### Exercise instructions
All the entries need to be quoted exactly, apart from the pictures, which you should drop.

### Supplied information
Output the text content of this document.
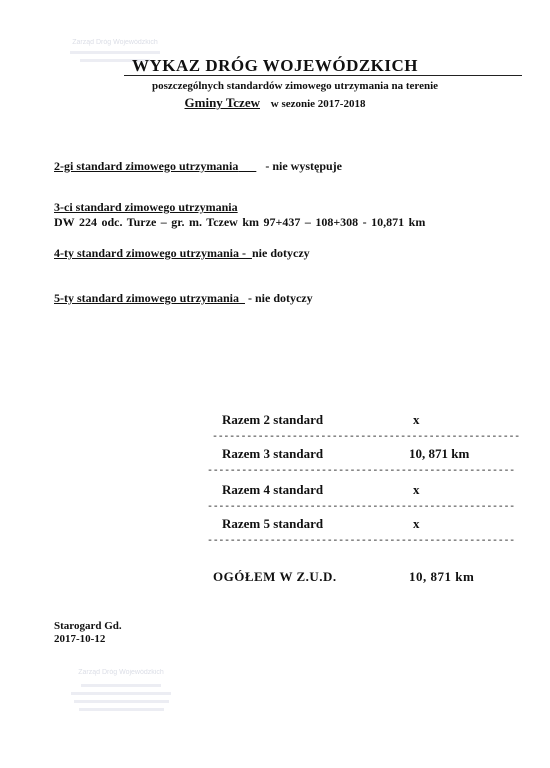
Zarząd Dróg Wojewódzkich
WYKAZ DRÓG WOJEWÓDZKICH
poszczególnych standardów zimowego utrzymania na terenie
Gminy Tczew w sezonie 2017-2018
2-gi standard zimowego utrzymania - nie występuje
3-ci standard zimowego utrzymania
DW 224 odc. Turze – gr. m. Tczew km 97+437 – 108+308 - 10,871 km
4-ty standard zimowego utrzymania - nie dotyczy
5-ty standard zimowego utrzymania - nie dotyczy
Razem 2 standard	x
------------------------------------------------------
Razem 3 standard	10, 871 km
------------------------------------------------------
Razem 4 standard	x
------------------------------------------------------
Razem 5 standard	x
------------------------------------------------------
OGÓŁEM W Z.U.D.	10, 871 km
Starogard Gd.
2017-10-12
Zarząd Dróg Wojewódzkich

### Reply
Output the text content of this document.
Zarząd Dróg Wojewódzkich
WYKAZ DRÓG WOJEWÓDZKICH
poszczególnych standardów zimowego utrzymania na terenie
Gminy Tczew w sezonie 2017-2018
2-gi standard zimowego utrzymania - nie występuje
3-ci standard zimowego utrzymania
DW 224 odc. Turze – gr. m. Tczew km 97+437 – 108+308 - 10,871 km
4-ty standard zimowego utrzymania - nie dotyczy
5-ty standard zimowego utrzymania - nie dotyczy
Razem 2 standard	x
------------------------------------------------------
Razem 3 standard	10, 871 km
------------------------------------------------------
Razem 4 standard	x
------------------------------------------------------
Razem 5 standard	x
------------------------------------------------------
OGÓŁEM W Z.U.D.	10, 871 km
Starogard Gd.
2017-10-12
Zarząd Dróg Wojewódzkich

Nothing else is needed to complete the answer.